» EXERCISE PROMPT:
Retype the records below word for word and omit any image.

--- BEGIN DATASET ENTRIES ---

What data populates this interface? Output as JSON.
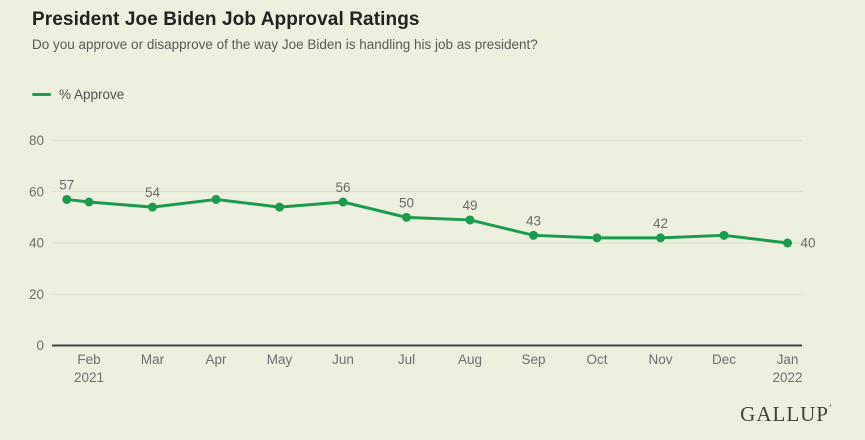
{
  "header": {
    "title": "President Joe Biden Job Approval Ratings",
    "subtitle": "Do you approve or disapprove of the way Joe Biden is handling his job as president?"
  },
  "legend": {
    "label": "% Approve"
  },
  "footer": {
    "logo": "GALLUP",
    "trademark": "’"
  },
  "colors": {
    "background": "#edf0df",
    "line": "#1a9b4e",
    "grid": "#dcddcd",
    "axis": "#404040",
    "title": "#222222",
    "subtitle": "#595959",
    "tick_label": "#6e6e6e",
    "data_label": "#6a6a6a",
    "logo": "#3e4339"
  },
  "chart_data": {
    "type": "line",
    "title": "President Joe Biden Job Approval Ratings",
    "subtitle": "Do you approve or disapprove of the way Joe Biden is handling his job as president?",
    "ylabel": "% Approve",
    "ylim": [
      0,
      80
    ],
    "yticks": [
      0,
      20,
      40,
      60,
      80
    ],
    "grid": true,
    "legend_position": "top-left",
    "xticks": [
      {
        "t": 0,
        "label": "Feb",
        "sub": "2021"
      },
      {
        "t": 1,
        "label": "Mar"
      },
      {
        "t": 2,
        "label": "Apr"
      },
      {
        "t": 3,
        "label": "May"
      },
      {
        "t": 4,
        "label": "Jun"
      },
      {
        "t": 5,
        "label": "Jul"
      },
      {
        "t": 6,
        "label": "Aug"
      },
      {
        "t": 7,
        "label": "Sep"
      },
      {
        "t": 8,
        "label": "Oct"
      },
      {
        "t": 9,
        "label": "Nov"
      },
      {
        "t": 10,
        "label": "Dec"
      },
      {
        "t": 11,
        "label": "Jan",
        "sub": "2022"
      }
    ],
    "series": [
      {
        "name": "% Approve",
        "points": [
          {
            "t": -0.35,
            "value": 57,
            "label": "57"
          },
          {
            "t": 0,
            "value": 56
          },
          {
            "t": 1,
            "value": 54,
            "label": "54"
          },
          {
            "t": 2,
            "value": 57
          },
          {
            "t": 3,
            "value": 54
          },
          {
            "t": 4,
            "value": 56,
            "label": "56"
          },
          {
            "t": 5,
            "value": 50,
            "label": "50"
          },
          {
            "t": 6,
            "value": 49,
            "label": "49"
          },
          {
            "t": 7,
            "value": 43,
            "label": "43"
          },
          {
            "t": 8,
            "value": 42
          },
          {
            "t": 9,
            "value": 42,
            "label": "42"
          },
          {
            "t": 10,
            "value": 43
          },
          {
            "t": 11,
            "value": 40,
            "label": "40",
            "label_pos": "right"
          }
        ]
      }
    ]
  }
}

--- END DATASET ENTRIES ---

» TASK SOLUTION:
What data populates this interface? Output as JSON.
{
  "header": {
    "title": "President Joe Biden Job Approval Ratings",
    "subtitle": "Do you approve or disapprove of the way Joe Biden is handling his job as president?"
  },
  "legend": {
    "label": "% Approve"
  },
  "footer": {
    "logo": "GALLUP",
    "trademark": "’"
  },
  "colors": {
    "background": "#edf0df",
    "line": "#1a9b4e",
    "grid": "#dcddcd",
    "axis": "#404040",
    "title": "#222222",
    "subtitle": "#595959",
    "tick_label": "#6e6e6e",
    "data_label": "#6a6a6a",
    "logo": "#3e4339"
  },
  "chart_data": {
    "type": "line",
    "title": "President Joe Biden Job Approval Ratings",
    "subtitle": "Do you approve or disapprove of the way Joe Biden is handling his job as president?",
    "ylabel": "% Approve",
    "ylim": [
      0,
      80
    ],
    "yticks": [
      0,
      20,
      40,
      60,
      80
    ],
    "grid": true,
    "legend_position": "top-left",
    "xticks": [
      {
        "t": 0,
        "label": "Feb",
        "sub": "2021"
      },
      {
        "t": 1,
        "label": "Mar"
      },
      {
        "t": 2,
        "label": "Apr"
      },
      {
        "t": 3,
        "label": "May"
      },
      {
        "t": 4,
        "label": "Jun"
      },
      {
        "t": 5,
        "label": "Jul"
      },
      {
        "t": 6,
        "label": "Aug"
      },
      {
        "t": 7,
        "label": "Sep"
      },
      {
        "t": 8,
        "label": "Oct"
      },
      {
        "t": 9,
        "label": "Nov"
      },
      {
        "t": 10,
        "label": "Dec"
      },
      {
        "t": 11,
        "label": "Jan",
        "sub": "2022"
      }
    ],
    "series": [
      {
        "name": "% Approve",
        "points": [
          {
            "t": -0.35,
            "value": 57,
            "label": "57"
          },
          {
            "t": 0,
            "value": 56
          },
          {
            "t": 1,
            "value": 54,
            "label": "54"
          },
          {
            "t": 2,
            "value": 57
          },
          {
            "t": 3,
            "value": 54
          },
          {
            "t": 4,
            "value": 56,
            "label": "56"
          },
          {
            "t": 5,
            "value": 50,
            "label": "50"
          },
          {
            "t": 6,
            "value": 49,
            "label": "49"
          },
          {
            "t": 7,
            "value": 43,
            "label": "43"
          },
          {
            "t": 8,
            "value": 42
          },
          {
            "t": 9,
            "value": 42,
            "label": "42"
          },
          {
            "t": 10,
            "value": 43
          },
          {
            "t": 11,
            "value": 40,
            "label": "40",
            "label_pos": "right"
          }
        ]
      }
    ]
  }
}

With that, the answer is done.